> **What this task involves**
Return each line of the material below that contains the string "arrow". Only matches with the same uppercase and lowercase letters count.

> **Region annotation records**

◇ ◇ ◇

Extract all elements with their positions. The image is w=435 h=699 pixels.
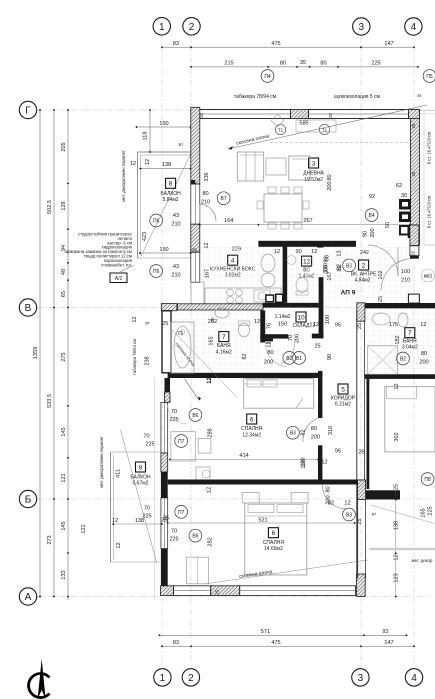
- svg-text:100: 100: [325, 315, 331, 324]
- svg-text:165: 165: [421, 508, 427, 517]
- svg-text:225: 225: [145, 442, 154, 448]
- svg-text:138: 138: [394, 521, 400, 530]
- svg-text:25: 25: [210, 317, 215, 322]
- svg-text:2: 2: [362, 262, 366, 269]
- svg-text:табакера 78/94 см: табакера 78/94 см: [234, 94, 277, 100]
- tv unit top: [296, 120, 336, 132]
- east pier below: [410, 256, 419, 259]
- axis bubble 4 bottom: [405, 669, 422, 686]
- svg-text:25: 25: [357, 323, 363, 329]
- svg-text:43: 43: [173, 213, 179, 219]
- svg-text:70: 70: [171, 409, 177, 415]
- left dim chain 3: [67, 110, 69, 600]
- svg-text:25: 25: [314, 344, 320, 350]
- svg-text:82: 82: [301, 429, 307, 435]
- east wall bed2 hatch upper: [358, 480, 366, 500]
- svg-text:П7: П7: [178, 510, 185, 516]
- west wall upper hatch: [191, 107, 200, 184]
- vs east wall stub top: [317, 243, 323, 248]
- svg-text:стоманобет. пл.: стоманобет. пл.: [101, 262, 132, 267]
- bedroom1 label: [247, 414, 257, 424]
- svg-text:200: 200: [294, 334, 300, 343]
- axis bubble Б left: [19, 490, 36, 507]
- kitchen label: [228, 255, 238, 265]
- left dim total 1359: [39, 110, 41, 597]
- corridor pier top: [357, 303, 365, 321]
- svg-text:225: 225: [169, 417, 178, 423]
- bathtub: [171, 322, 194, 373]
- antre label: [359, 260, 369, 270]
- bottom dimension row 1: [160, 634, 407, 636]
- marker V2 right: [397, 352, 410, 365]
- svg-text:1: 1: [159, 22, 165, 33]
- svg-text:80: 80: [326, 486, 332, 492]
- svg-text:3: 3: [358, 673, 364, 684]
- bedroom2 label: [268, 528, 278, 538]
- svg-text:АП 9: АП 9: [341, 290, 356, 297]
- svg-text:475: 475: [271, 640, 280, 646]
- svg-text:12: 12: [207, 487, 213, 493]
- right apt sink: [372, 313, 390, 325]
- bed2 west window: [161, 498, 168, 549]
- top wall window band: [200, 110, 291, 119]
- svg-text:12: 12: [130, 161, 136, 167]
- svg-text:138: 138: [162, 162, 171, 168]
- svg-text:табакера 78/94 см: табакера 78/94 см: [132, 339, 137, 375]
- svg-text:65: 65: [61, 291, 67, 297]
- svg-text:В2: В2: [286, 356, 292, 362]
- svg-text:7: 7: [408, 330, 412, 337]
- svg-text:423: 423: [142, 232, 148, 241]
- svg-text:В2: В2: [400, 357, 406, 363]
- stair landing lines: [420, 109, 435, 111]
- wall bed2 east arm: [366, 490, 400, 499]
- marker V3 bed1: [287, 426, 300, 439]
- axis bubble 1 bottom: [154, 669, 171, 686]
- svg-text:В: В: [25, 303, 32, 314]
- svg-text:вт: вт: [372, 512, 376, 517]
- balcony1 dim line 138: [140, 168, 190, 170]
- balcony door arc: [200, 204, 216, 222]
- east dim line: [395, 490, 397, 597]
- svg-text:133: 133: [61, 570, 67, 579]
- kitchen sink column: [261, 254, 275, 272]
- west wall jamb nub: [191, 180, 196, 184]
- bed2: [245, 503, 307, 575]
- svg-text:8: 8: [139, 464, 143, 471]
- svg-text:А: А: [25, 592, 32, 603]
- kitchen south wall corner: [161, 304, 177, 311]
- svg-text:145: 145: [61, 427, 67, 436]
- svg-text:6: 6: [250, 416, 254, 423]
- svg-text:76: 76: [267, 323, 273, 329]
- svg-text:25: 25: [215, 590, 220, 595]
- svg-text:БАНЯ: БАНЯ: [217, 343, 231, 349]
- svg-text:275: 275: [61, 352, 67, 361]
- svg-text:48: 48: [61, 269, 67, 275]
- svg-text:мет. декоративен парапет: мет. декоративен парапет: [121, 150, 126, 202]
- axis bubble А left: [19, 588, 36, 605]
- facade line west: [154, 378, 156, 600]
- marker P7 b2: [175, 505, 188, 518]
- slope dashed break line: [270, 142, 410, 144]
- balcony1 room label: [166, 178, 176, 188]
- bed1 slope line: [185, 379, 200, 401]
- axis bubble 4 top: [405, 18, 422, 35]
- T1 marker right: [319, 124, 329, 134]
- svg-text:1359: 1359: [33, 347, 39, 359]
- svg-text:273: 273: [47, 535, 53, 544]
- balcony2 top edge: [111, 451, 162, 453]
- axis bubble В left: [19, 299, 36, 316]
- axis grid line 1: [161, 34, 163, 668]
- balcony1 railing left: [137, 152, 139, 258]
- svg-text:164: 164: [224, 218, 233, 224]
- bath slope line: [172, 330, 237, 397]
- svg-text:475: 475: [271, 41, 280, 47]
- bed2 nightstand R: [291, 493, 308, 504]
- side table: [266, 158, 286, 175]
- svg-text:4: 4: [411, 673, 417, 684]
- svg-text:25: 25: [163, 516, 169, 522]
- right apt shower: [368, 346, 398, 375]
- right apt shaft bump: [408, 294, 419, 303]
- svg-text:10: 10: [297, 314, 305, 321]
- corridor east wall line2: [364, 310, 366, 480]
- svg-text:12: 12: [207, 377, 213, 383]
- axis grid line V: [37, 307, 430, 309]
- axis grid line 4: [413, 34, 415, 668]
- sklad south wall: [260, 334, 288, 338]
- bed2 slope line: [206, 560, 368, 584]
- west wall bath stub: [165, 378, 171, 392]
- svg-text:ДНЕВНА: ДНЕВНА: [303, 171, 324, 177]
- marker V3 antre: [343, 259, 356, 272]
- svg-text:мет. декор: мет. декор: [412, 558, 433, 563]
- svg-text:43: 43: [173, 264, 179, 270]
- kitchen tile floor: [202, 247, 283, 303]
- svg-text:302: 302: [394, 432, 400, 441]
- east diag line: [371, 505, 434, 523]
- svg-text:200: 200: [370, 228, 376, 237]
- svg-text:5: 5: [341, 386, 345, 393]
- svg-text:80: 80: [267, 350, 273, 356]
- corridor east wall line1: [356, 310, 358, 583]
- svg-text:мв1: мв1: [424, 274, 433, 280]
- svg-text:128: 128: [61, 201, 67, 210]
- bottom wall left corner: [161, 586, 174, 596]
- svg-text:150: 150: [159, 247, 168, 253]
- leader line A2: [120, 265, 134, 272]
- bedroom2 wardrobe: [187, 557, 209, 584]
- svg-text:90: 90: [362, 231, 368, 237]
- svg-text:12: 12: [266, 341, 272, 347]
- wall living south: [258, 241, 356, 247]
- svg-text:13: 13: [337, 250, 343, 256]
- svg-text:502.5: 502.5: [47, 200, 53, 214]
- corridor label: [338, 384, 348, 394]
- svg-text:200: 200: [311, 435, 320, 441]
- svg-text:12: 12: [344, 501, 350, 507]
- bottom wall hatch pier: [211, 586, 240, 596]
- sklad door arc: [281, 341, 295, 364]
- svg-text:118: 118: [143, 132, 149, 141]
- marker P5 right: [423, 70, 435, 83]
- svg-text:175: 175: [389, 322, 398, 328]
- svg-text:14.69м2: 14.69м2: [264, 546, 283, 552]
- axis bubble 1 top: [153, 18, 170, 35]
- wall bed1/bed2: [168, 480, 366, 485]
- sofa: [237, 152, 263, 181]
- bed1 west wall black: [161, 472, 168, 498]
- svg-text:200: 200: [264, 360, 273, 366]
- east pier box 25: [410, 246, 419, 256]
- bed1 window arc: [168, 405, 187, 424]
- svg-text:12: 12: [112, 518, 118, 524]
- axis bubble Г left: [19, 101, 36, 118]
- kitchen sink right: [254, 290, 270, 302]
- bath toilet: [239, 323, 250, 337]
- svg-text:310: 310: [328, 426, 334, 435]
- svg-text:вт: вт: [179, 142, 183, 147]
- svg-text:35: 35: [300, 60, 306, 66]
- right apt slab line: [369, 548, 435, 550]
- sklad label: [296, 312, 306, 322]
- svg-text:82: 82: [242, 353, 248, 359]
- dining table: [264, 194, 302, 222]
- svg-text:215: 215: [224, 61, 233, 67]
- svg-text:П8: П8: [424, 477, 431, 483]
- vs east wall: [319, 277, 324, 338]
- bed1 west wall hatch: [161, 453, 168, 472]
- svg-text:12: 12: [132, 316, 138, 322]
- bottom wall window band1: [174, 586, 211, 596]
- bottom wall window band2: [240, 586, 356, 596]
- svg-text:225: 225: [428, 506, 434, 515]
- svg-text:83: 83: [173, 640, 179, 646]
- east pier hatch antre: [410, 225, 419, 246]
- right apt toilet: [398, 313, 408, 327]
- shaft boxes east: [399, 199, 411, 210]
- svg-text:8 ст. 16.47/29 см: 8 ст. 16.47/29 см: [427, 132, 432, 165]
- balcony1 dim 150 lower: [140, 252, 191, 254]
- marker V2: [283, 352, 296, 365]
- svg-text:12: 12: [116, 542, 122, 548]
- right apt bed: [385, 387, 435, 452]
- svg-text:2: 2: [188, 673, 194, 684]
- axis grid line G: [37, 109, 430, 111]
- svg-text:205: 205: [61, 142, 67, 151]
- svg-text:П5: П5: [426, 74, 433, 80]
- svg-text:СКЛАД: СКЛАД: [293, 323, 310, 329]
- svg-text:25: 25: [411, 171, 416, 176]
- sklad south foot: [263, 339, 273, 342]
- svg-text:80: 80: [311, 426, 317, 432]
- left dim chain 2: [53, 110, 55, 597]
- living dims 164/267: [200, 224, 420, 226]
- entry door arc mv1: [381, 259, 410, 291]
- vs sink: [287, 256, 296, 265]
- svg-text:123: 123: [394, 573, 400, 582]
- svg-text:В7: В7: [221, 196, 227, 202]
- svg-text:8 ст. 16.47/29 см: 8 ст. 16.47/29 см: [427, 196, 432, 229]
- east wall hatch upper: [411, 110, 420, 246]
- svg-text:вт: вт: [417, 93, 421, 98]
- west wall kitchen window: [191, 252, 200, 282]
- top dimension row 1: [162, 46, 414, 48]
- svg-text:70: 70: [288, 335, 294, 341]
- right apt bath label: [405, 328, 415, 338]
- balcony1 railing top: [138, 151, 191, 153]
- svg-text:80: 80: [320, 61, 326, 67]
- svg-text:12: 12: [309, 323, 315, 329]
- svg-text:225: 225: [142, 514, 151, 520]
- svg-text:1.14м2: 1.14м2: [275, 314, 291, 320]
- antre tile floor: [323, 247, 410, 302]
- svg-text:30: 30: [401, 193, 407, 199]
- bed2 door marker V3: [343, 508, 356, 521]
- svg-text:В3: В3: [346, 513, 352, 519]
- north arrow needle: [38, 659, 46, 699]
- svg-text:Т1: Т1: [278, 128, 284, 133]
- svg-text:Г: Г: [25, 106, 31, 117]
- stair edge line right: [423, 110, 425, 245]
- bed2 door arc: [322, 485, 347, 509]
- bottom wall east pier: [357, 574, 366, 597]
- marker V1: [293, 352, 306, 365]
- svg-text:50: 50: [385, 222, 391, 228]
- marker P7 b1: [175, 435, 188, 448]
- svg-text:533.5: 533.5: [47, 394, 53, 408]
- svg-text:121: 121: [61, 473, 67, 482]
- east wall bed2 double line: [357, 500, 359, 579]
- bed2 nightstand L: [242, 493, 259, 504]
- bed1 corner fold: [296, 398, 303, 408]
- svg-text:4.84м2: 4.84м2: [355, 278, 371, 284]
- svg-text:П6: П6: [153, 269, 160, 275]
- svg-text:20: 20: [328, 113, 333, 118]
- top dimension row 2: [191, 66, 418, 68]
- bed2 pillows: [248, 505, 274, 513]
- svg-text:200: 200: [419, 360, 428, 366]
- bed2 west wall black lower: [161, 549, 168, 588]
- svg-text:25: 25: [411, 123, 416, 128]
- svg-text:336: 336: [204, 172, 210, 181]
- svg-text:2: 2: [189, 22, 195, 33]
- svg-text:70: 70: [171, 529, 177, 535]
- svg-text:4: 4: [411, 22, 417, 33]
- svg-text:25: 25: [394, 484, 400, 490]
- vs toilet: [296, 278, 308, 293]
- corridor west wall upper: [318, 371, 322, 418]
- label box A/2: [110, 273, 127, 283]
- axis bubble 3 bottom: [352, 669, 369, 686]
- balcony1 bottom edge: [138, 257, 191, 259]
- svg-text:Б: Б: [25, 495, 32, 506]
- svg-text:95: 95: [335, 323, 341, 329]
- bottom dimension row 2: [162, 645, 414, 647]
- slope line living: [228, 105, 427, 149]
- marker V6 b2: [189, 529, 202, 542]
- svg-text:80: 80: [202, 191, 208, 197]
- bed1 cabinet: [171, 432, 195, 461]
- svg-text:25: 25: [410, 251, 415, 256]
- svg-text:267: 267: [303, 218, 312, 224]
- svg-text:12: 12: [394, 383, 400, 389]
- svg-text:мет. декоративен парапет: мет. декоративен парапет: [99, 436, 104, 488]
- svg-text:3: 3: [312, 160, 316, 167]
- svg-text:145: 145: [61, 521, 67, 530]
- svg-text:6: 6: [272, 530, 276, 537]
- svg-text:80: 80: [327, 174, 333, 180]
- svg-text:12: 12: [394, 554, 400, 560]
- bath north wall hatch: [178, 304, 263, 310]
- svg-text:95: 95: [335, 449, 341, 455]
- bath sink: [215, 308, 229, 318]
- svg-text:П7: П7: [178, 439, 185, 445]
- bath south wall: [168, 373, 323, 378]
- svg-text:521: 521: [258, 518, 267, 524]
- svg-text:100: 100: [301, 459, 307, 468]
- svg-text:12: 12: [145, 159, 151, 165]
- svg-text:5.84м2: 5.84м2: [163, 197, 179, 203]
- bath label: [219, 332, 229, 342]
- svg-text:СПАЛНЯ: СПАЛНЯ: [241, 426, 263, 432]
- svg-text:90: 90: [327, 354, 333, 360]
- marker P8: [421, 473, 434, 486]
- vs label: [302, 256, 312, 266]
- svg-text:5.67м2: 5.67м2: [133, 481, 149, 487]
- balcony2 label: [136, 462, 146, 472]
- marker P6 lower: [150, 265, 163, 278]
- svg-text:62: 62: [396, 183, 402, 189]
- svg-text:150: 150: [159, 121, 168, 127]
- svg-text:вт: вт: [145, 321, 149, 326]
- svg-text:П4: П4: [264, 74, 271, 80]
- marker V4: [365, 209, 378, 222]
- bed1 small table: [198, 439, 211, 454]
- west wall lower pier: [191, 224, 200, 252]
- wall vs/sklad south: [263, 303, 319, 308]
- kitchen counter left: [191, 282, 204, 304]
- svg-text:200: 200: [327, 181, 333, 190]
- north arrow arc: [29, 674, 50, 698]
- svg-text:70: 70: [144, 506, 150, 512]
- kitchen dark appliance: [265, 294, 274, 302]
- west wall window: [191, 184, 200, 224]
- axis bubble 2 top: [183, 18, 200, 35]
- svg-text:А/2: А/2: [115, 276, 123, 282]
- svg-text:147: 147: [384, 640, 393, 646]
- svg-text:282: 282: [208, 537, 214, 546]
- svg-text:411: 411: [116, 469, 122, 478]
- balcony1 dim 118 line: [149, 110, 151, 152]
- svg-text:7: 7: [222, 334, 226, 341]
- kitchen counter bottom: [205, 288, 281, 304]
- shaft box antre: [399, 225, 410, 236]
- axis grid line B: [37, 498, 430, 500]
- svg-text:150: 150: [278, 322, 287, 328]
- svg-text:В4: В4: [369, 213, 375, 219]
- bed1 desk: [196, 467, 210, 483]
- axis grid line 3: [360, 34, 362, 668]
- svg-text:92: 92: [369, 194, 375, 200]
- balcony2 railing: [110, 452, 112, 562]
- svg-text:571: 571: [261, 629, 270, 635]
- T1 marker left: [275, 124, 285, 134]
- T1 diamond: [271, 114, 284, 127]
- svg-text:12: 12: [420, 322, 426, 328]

◇ ◇ ◇

> **Solution**
- north arrow needle: [38, 659, 46, 699]
- north arrow arc: [29, 674, 50, 698]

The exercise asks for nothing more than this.